WRITTEN TASK :: Transcribe the material below exactly as it appears.
## begin LISTED ENTRIES
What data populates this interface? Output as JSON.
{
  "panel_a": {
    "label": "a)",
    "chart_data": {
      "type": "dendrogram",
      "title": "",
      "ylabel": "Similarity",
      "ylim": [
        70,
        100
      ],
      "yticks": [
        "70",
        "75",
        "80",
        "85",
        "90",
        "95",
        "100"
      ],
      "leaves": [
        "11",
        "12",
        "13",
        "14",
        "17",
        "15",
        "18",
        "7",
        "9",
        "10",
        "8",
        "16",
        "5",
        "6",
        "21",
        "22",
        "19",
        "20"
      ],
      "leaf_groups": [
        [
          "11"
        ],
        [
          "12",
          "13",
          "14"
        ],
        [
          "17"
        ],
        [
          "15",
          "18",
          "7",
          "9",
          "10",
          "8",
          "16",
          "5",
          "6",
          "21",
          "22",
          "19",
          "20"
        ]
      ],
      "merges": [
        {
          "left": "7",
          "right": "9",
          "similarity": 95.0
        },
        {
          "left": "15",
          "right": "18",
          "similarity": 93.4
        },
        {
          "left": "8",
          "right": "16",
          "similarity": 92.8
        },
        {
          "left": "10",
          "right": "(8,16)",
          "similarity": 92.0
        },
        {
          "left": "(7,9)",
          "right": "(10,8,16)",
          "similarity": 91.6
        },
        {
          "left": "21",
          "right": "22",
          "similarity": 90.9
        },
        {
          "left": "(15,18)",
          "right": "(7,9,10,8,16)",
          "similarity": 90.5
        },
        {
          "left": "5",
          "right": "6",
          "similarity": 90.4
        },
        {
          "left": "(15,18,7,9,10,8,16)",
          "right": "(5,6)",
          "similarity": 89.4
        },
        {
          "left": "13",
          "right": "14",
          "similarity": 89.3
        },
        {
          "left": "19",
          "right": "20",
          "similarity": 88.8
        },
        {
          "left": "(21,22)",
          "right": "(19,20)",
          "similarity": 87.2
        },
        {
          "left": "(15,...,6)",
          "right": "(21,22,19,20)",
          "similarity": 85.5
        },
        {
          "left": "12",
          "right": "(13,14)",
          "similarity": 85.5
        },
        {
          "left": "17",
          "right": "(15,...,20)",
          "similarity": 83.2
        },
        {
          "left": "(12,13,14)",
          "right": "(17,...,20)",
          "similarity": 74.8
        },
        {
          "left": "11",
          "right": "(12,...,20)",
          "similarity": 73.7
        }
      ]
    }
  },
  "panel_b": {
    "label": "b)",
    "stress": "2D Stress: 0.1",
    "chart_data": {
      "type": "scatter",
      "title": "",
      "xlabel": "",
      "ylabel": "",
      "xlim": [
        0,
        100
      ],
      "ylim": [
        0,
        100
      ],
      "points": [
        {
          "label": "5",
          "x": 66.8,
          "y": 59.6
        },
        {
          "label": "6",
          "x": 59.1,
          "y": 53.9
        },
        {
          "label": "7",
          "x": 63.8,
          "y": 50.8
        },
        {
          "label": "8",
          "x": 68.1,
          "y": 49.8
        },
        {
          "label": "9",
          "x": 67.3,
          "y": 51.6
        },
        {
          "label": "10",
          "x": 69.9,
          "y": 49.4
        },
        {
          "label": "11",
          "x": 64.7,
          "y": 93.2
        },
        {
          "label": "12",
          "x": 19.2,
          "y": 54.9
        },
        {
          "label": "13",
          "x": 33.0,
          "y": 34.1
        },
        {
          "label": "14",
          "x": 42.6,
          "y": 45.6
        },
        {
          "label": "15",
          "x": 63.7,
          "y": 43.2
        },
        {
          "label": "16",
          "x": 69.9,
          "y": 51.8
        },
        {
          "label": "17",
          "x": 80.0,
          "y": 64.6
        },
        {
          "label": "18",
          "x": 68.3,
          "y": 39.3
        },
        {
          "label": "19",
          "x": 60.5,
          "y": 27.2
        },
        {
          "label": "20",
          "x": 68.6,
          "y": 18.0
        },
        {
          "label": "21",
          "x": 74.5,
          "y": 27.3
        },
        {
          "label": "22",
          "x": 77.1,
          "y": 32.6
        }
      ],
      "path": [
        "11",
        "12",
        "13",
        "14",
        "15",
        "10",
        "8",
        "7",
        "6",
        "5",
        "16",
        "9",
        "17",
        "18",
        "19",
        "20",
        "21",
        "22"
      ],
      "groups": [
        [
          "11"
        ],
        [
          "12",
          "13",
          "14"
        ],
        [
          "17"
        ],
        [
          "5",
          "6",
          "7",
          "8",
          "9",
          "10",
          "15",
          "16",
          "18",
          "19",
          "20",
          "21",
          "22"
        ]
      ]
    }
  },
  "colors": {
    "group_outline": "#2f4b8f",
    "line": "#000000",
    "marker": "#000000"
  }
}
## end LISTED ENTRIES
SOLUTION FOR THIS EXERCISE ::
What data populates this interface? Output as JSON.
{
  "panel_a": {
    "label": "a)",
    "chart_data": {
      "type": "dendrogram",
      "title": "",
      "ylabel": "Similarity",
      "ylim": [
        70,
        100
      ],
      "yticks": [
        "70",
        "75",
        "80",
        "85",
        "90",
        "95",
        "100"
      ],
      "leaves": [
        "11",
        "12",
        "13",
        "14",
        "17",
        "15",
        "18",
        "7",
        "9",
        "10",
        "8",
        "16",
        "5",
        "6",
        "21",
        "22",
        "19",
        "20"
      ],
      "leaf_groups": [
        [
          "11"
        ],
        [
          "12",
          "13",
          "14"
        ],
        [
          "17"
        ],
        [
          "15",
          "18",
          "7",
          "9",
          "10",
          "8",
          "16",
          "5",
          "6",
          "21",
          "22",
          "19",
          "20"
        ]
      ],
      "merges": [
        {
          "left": "7",
          "right": "9",
          "similarity": 95.0
        },
        {
          "left": "15",
          "right": "18",
          "similarity": 93.4
        },
        {
          "left": "8",
          "right": "16",
          "similarity": 92.8
        },
        {
          "left": "10",
          "right": "(8,16)",
          "similarity": 92.0
        },
        {
          "left": "(7,9)",
          "right": "(10,8,16)",
          "similarity": 91.6
        },
        {
          "left": "21",
          "right": "22",
          "similarity": 90.9
        },
        {
          "left": "(15,18)",
          "right": "(7,9,10,8,16)",
          "similarity": 90.5
        },
        {
          "left": "5",
          "right": "6",
          "similarity": 90.4
        },
        {
          "left": "(15,18,7,9,10,8,16)",
          "right": "(5,6)",
          "similarity": 89.4
        },
        {
          "left": "13",
          "right": "14",
          "similarity": 89.3
        },
        {
          "left": "19",
          "right": "20",
          "similarity": 88.8
        },
        {
          "left": "(21,22)",
          "right": "(19,20)",
          "similarity": 87.2
        },
        {
          "left": "(15,...,6)",
          "right": "(21,22,19,20)",
          "similarity": 85.5
        },
        {
          "left": "12",
          "right": "(13,14)",
          "similarity": 85.5
        },
        {
          "left": "17",
          "right": "(15,...,20)",
          "similarity": 83.2
        },
        {
          "left": "(12,13,14)",
          "right": "(17,...,20)",
          "similarity": 74.8
        },
        {
          "left": "11",
          "right": "(12,...,20)",
          "similarity": 73.7
        }
      ]
    }
  },
  "panel_b": {
    "label": "b)",
    "stress": "2D Stress: 0.1",
    "chart_data": {
      "type": "scatter",
      "title": "",
      "xlabel": "",
      "ylabel": "",
      "xlim": [
        0,
        100
      ],
      "ylim": [
        0,
        100
      ],
      "points": [
        {
          "label": "5",
          "x": 66.8,
          "y": 59.6
        },
        {
          "label": "6",
          "x": 59.1,
          "y": 53.9
        },
        {
          "label": "7",
          "x": 63.8,
          "y": 50.8
        },
        {
          "label": "8",
          "x": 68.1,
          "y": 49.8
        },
        {
          "label": "9",
          "x": 67.3,
          "y": 51.6
        },
        {
          "label": "10",
          "x": 69.9,
          "y": 49.4
        },
        {
          "label": "11",
          "x": 64.7,
          "y": 93.2
        },
        {
          "label": "12",
          "x": 19.2,
          "y": 54.9
        },
        {
          "label": "13",
          "x": 33.0,
          "y": 34.1
        },
        {
          "label": "14",
          "x": 42.6,
          "y": 45.6
        },
        {
          "label": "15",
          "x": 63.7,
          "y": 43.2
        },
        {
          "label": "16",
          "x": 69.9,
          "y": 51.8
        },
        {
          "label": "17",
          "x": 80.0,
          "y": 64.6
        },
        {
          "label": "18",
          "x": 68.3,
          "y": 39.3
        },
        {
          "label": "19",
          "x": 60.5,
          "y": 27.2
        },
        {
          "label": "20",
          "x": 68.6,
          "y": 18.0
        },
        {
          "label": "21",
          "x": 74.5,
          "y": 27.3
        },
        {
          "label": "22",
          "x": 77.1,
          "y": 32.6
        }
      ],
      "path": [
        "11",
        "12",
        "13",
        "14",
        "15",
        "10",
        "8",
        "7",
        "6",
        "5",
        "16",
        "9",
        "17",
        "18",
        "19",
        "20",
        "21",
        "22"
      ],
      "groups": [
        [
          "11"
        ],
        [
          "12",
          "13",
          "14"
        ],
        [
          "17"
        ],
        [
          "5",
          "6",
          "7",
          "8",
          "9",
          "10",
          "15",
          "16",
          "18",
          "19",
          "20",
          "21",
          "22"
        ]
      ]
    }
  },
  "colors": {
    "group_outline": "#2f4b8f",
    "line": "#000000",
    "marker": "#000000"
  }
}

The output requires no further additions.